**What needs to be done**: Write out the material exactly, leaving every picture behind.

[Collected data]
□ □ □

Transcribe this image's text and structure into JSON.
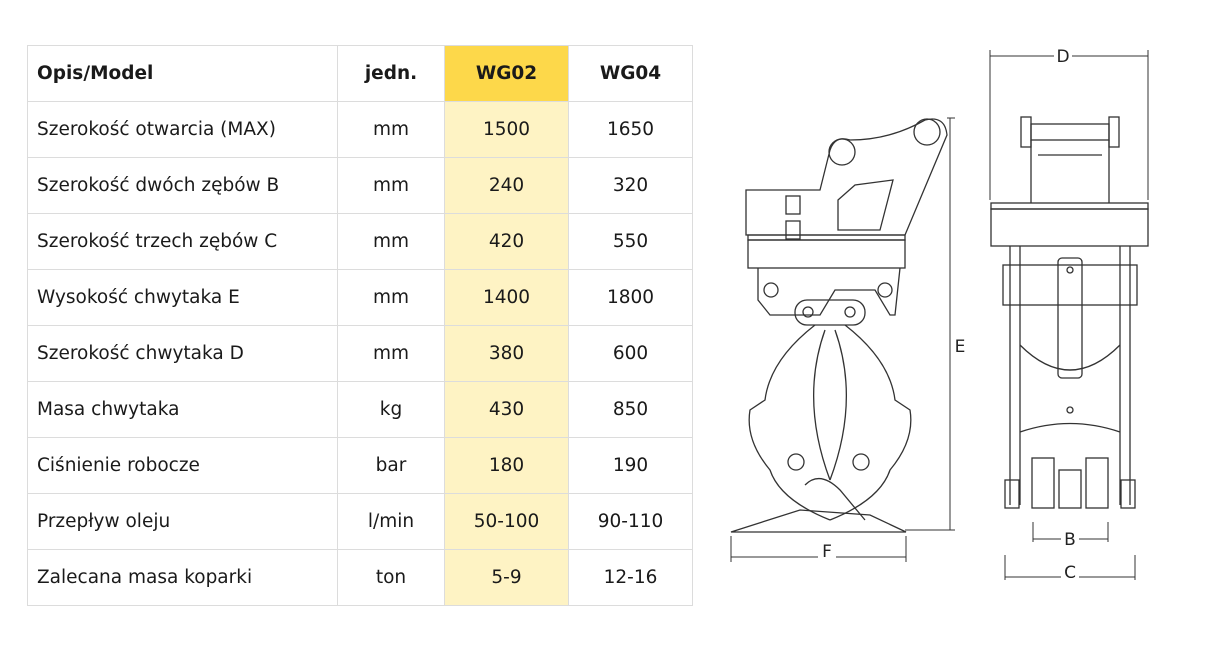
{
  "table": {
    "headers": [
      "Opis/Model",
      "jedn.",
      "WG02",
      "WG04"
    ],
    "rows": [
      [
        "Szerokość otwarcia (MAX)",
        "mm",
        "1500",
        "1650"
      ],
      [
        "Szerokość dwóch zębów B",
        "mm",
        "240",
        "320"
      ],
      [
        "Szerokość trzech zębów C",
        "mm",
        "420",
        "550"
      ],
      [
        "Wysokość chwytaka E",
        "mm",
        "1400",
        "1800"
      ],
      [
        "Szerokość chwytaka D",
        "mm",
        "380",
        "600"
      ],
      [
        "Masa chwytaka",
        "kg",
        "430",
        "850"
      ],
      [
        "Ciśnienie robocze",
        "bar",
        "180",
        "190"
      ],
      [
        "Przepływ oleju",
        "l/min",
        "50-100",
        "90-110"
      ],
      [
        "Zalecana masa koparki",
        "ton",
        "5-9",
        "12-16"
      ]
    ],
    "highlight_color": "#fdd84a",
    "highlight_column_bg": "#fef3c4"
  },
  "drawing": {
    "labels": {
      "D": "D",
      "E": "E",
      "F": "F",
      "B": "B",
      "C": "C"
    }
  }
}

□ □ □

**Finished exercise**:
Transcribe this image's text and structure into JSON.
{
  "table": {
    "headers": [
      "Opis/Model",
      "jedn.",
      "WG02",
      "WG04"
    ],
    "rows": [
      [
        "Szerokość otwarcia (MAX)",
        "mm",
        "1500",
        "1650"
      ],
      [
        "Szerokość dwóch zębów B",
        "mm",
        "240",
        "320"
      ],
      [
        "Szerokość trzech zębów C",
        "mm",
        "420",
        "550"
      ],
      [
        "Wysokość chwytaka E",
        "mm",
        "1400",
        "1800"
      ],
      [
        "Szerokość chwytaka D",
        "mm",
        "380",
        "600"
      ],
      [
        "Masa chwytaka",
        "kg",
        "430",
        "850"
      ],
      [
        "Ciśnienie robocze",
        "bar",
        "180",
        "190"
      ],
      [
        "Przepływ oleju",
        "l/min",
        "50-100",
        "90-110"
      ],
      [
        "Zalecana masa koparki",
        "ton",
        "5-9",
        "12-16"
      ]
    ],
    "highlight_color": "#fdd84a",
    "highlight_column_bg": "#fef3c4"
  },
  "drawing": {
    "labels": {
      "D": "D",
      "E": "E",
      "F": "F",
      "B": "B",
      "C": "C"
    }
  }
}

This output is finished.